Give the count of lines in the data that include "sportskeeda", with no other words.

Stored records
• • •
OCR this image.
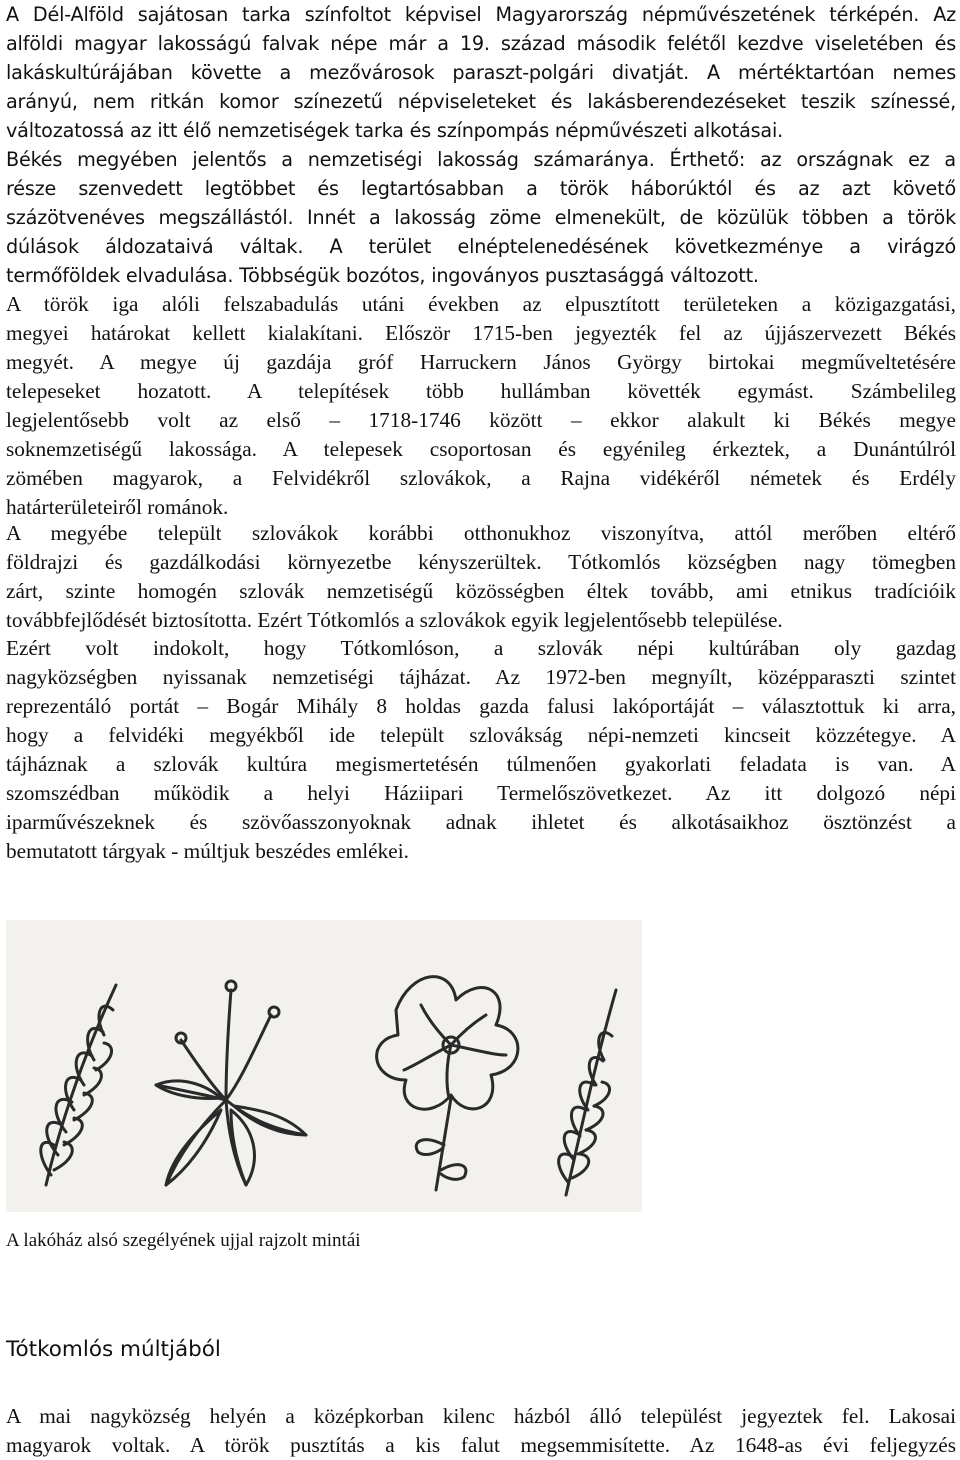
A Dél-Alföld sajátosan tarka színfoltot képvisel Magyarország népművészetének térképén. Az
alföldi magyar lakosságú falvak népe már a 19. század második felétől kezdve viseletében és
lakáskultúrájában követte a mezővárosok paraszt-polgári divatját. A mértéktartóan nemes
arányú, nem ritkán komor színezetű népviseleteket és lakásberendezéseket teszik színessé,
változatossá az itt élő nemzetiségek tarka és színpompás népművészeti alkotásai.
Békés megyében jelentős a nemzetiségi lakosság számaránya. Érthető: az országnak ez a
része szenvedett legtöbbet és legtartósabban a török háborúktól és az azt követő
százötvenéves megszállástól. Innét a lakosság zöme elmenekült, de közülük többen a török
dúlások áldozataivá váltak. A terület elnéptelenedésének következménye a virágzó
termőföldek elvadulása. Többségük bozótos, ingoványos pusztasággá változott.
A török iga alóli felszabadulás utáni években az elpusztított területeken a közigazgatási,
megyei határokat kellett kialakítani. Először 1715-ben jegyezték fel az újjászervezett Békés
megyét. A megye új gazdája gróf Harruckern János György birtokai megműveltetésére
telepeseket hozatott. A telepítések több hullámban követték egymást. Számbelileg
legjelentősebb volt az első – 1718-1746 között – ekkor alakult ki Békés megye
soknemzetiségű lakossága. A telepesek csoportosan és egyénileg érkeztek, a Dunántúlról
zömében magyarok, a Felvidékről szlovákok, a Rajna vidékéről németek és Erdély
határterületeiről románok.
A megyébe települt szlovákok korábbi otthonukhoz viszonyítva, attól merőben eltérő
földrajzi és gazdálkodási környezetbe kényszerültek. Tótkomlós községben nagy tömegben
zárt, szinte homogén szlovák nemzetiségű közösségben éltek tovább, ami etnikus tradícióik
továbbfejlődését biztosította. Ezért Tótkomlós a szlovákok egyik legjelentősebb települése.
Ezért volt indokolt, hogy Tótkomlóson, a szlovák népi kultúrában oly gazdag
nagyközségben nyissanak nemzetiségi tájházat. Az 1972-ben megnyílt, középparaszti szintet
reprezentáló portát – Bogár Mihály 8 holdas gazda falusi lakóportáját – választottuk ki arra,
hogy a felvidéki megyékből ide települt szlovákság népi-nemzeti kincseit közzétegye. A
tájháznak a szlovák kultúra megismertetésén túlmenően gyakorlati feladata is van. A
szomszédban működik a helyi Háziipari Termelőszövetkezet. Az itt dolgozó népi
iparművészeknek és szövőasszonyoknak adnak ihletet és alkotásaikhoz ösztönzést a
bemutatott tárgyak - múltjuk beszédes emlékei.
A lakóház alsó szegélyének ujjal rajzolt mintái
Tótkomlós múltjából
A mai nagyközség helyén a középkorban kilenc házból álló települést jegyeztek fel. Lakosai
magyarok voltak. A török pusztítás a kis falut megsemmisítette. Az 1648-as évi feljegyzés
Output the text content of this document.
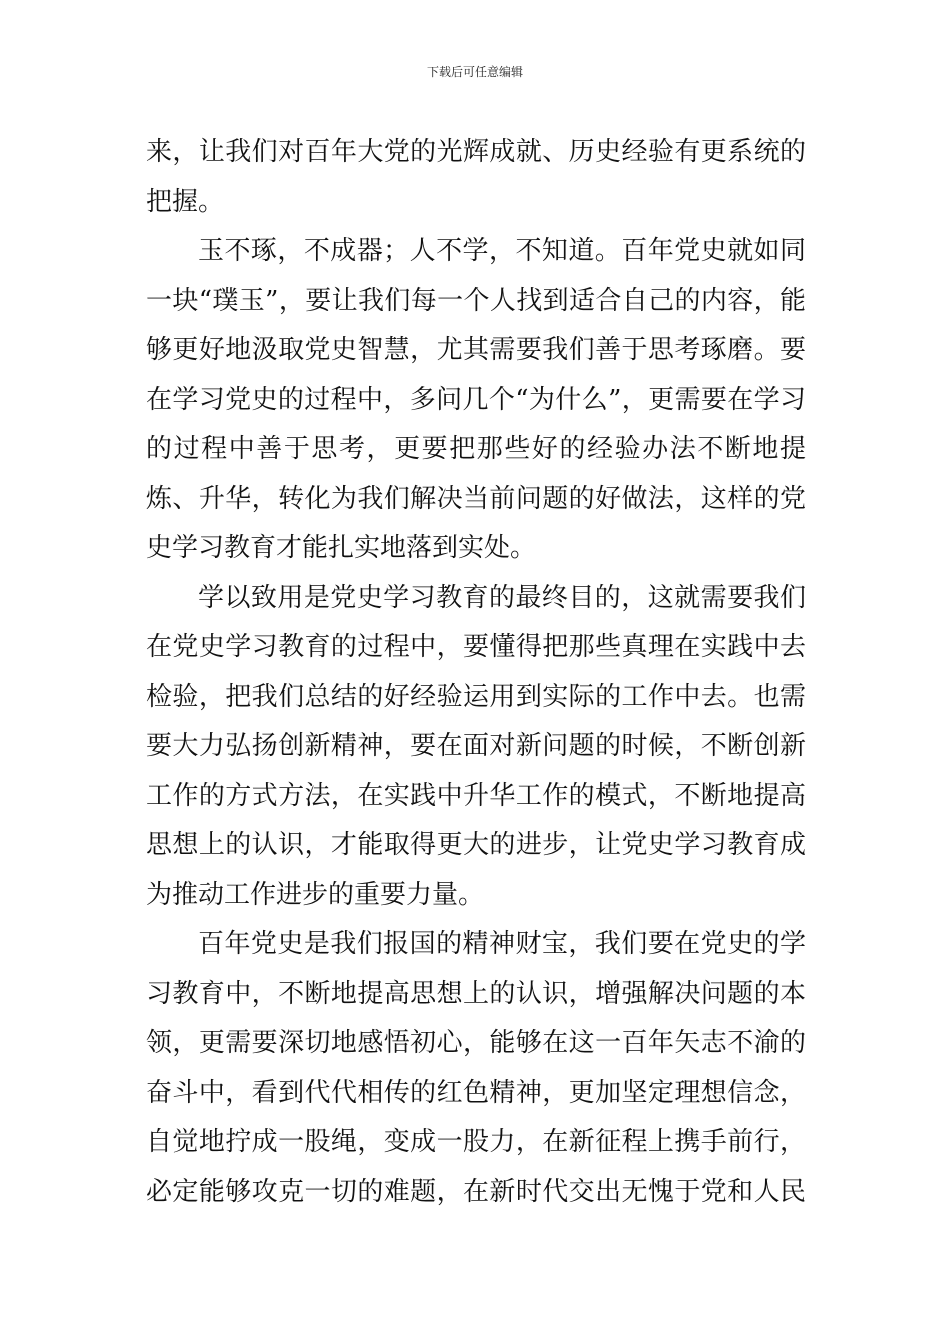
下载后可任意编辑

来，让我们对百年大党的光辉成就、历史经验有更系统的把握。

玉不琢，不成器；人不学，不知道。百年党史就如同一块“璞玉”，要让我们每一个人找到适合自己的内容，能够更好地汲取党史智慧，尤其需要我们善于思考琢磨。要在学习党史的过程中，多问几个“为什么”，更需要在学习的过程中善于思考，更要把那些好的经验办法不断地提炼、升华，转化为我们解决当前问题的好做法，这样的党史学习教育才能扎实地落到实处。

学以致用是党史学习教育的最终目的，这就需要我们在党史学习教育的过程中，要懂得把那些真理在实践中去检验，把我们总结的好经验运用到实际的工作中去。也需要大力弘扬创新精神，要在面对新问题的时候，不断创新工作的方式方法，在实践中升华工作的模式，不断地提高思想上的认识，才能取得更大的进步，让党史学习教育成为推动工作进步的重要力量。

百年党史是我们报国的精神财宝，我们要在党史的学习教育中，不断地提高思想上的认识，增强解决问题的本领，更需要深切地感悟初心，能够在这一百年矢志不渝的奋斗中，看到代代相传的红色精神，更加坚定理想信念，自觉地拧成一股绳，变成一股力，在新征程上携手前行，必定能够攻克一切的难题，在新时代交出无愧于党和人民
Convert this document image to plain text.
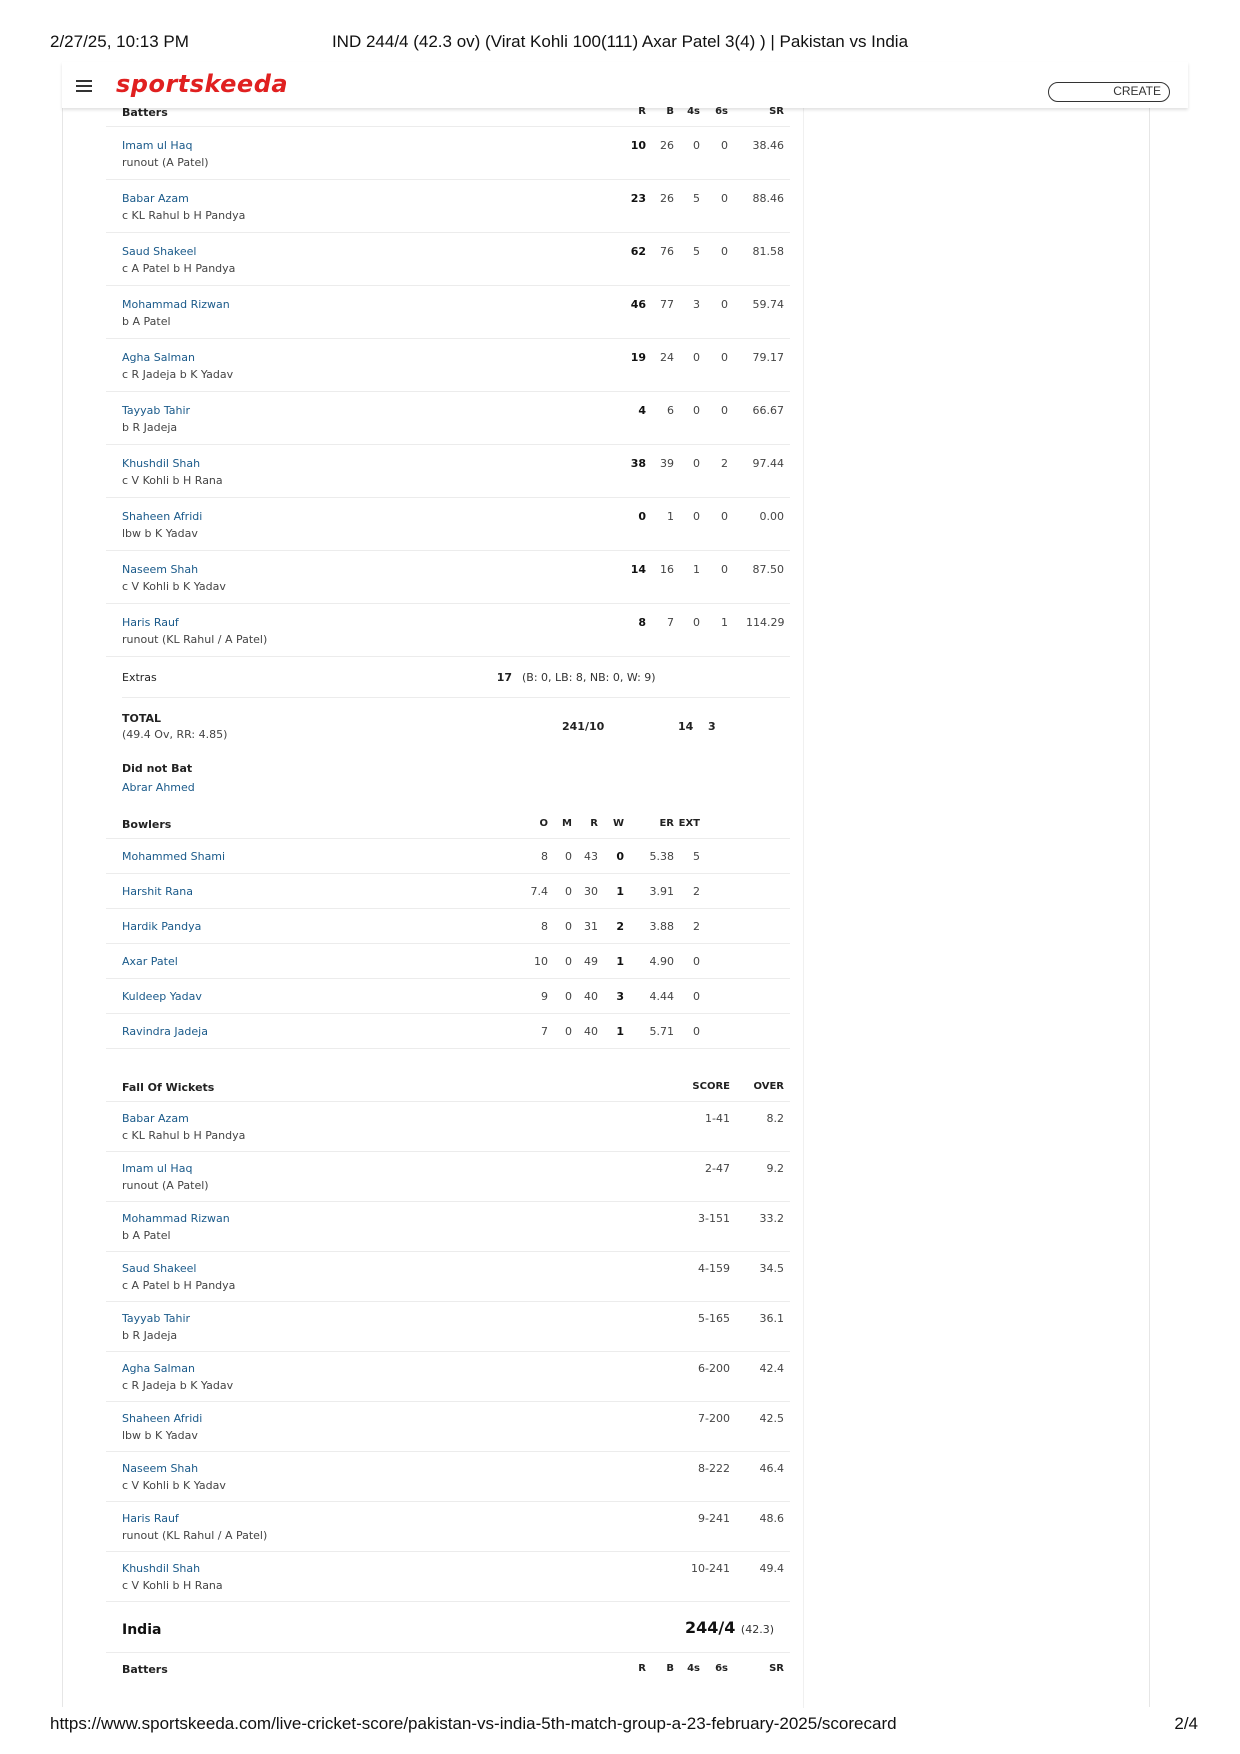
2/27/25, 10:13 PM	IND 244/4 (42.3 ov) (Virat Kohli 100(111) Axar Patel 3(4) ) | Pakistan vs India
sportskeeda	CREATE
Batters	R	B	4s	6s	SR
Imam ul Haq
runout (A Patel)
10	26	0	0	38.46
Babar Azam
c KL Rahul b H Pandya
23	26	5	0	88.46
Saud Shakeel
c A Patel b H Pandya
62	76	5	0	81.58
Mohammad Rizwan
b A Patel
46	77	3	0	59.74
Agha Salman
c R Jadeja b K Yadav
19	24	0	0	79.17
Tayyab Tahir
b R Jadeja
4	6	0	0	66.67
Khushdil Shah
c V Kohli b H Rana
38	39	0	2	97.44
Shaheen Afridi
lbw b K Yadav
0	1	0	0	0.00
Naseem Shah
c V Kohli b K Yadav
14	16	1	0	87.50
Haris Rauf
runout (KL Rahul / A Patel)
8	7	0	1 114.29
Extras	17 (B: 0, LB: 8, NB: 0, W: 9)
TOTAL
(49.4 Ov, RR: 4.85)
241/10	14 3
Did not Bat
Abrar Ahmed
Bowlers	O	M	R	W	ER EXT
Mohammed Shami	8	0	43	0	5.38	5
Harshit Rana	7.4	0	30	1	3.91	2
Hardik Pandya	8	0	31	2	3.88	2
Axar Patel	10	0	49	1	4.90	0
Kuldeep Yadav	9	0	40	3	4.44	0
Ravindra Jadeja	7	0	40	1	5.71	0
Fall Of Wickets	SCORE	OVER
Babar Azam
c KL Rahul b H Pandya
1-41	8.2
Imam ul Haq
runout (A Patel)
2-47	9.2
Mohammad Rizwan
b A Patel
3-151	33.2
Saud Shakeel
c A Patel b H Pandya
4-159	34.5
Tayyab Tahir
b R Jadeja
5-165	36.1
Agha Salman
c R Jadeja b K Yadav
6-200	42.4
Shaheen Afridi
lbw b K Yadav
7-200	42.5
Naseem Shah
c V Kohli b K Yadav
8-222	46.4
Haris Rauf
runout (KL Rahul / A Patel)
9-241	48.6
Khushdil Shah
c V Kohli b H Rana
10-241	49.4
India	244/4 (42.3)
Batters	R	B	4s	6s	SR
https://www.sportskeeda.com/live-cricket-score/pakistan-vs-india-5th-match-group-a-23-february-2025/scorecard	2/4
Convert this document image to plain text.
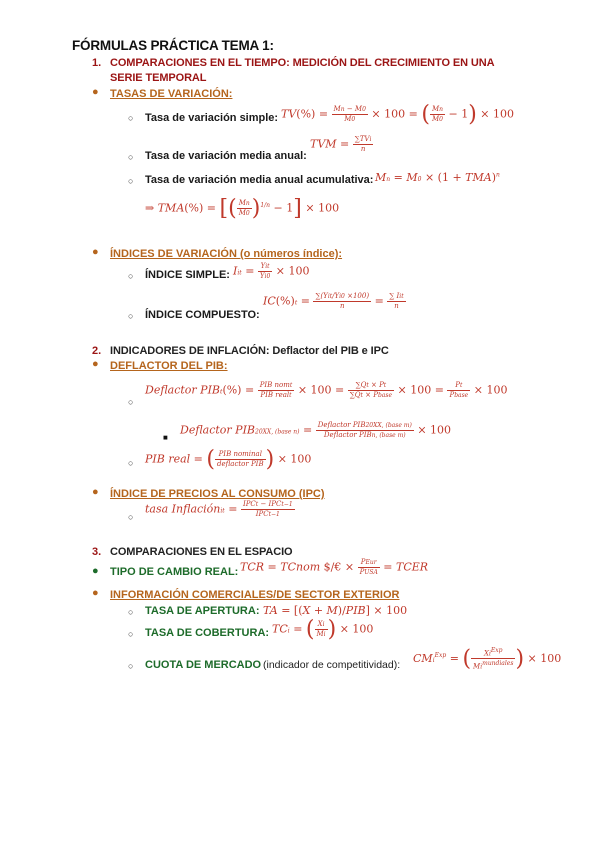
FÓRMULAS PRÁCTICA TEMA 1:
1. COMPARACIONES EN EL TIEMPO: MEDICIÓN DEL CRECIMIENTO EN UNA
SERIE TEMPORAL
● TASAS DE VARIACIÓN:
○ Tasa de variación simple: $TV(\%) = \frac{Mn - M0}{M0} \times 100$ = ( $\frac{Mn}{M0} - 1) \times 100$
○ Tasa de variación media anual:
TVM = $\frac{\text{∑TVi}}{n}$
○ Tasa de variación media anual acumulativa: Mn = M0 × (1 + TMA)$^n$
⇒ TMA(%) = [( $\frac{Mn}{M0} )^{1/n} - 1] \times 100$
● ÍNDICES DE VARIACIÓN (o números índice):
○ ÍNDICE SIMPLE: Iit = $\frac{\text{Yit}}{Yi0} \times 100$
○ ÍNDICE COMPUESTO:
$IC(\%)t = \frac{\text{∑(Yit/Yi0 ×100)}}{n} = \frac{\text{∑ Iit}}{n}$
2. INDICADORES DE INFLACIÓN: Deflactor del PIB e IPC
● DEFLACTOR DEL PIB:
○
Deflactor PIBt(%) = $\frac{\text{PIB nomt}}{\text{PIB realt}} \times 100 = \frac{\sum Qt \times Pt}{\text{∑Qt × Pbase}} \times 100 = \frac{Pt}{\text{Pbase}} \times 100$
■
Deflactor PIB20XX, (base $n) = \frac{\text{Deflactor PIB20XX, (base m)}}{\text{Deflactor PIBn, (base m)}} \times 100$
○ PIB real = ( $\frac{\text{PIB nominal}}{\text{deflactor PIB}}$ ) × 100
● ÍNDICE DE PRECIOS AL CONSUMO (IPC)
○
tasa Inflaciónit = $\frac{\text{IPCt − IPCt−1}}{\text{IPCt−1}}$
3. COMPARACIONES EN EL ESPACIO
● TIPO DE CAMBIO REAL: TCR = TCnom $/€ × $\frac{\text{PEur}}{\text{PUSA}}$ = TCER
● INFORMACIÓN COMERCIALES/DE SECTOR EXTERIOR
○ TASA DE APERTURA: TA = [(X + M)/PIB] × 100
○ TASA DE COBERTURA: TCi = ( $\frac{Xi}{Mi}$ ) × 100
○ CUOTA DE MERCADO (indicador de competitividad):
CMi$^{Exp}$ = ( $\frac{Xi^{Exp}}{Mi^{mundiales}}$ ) × 100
• • •
_Solution for this problem:_ 2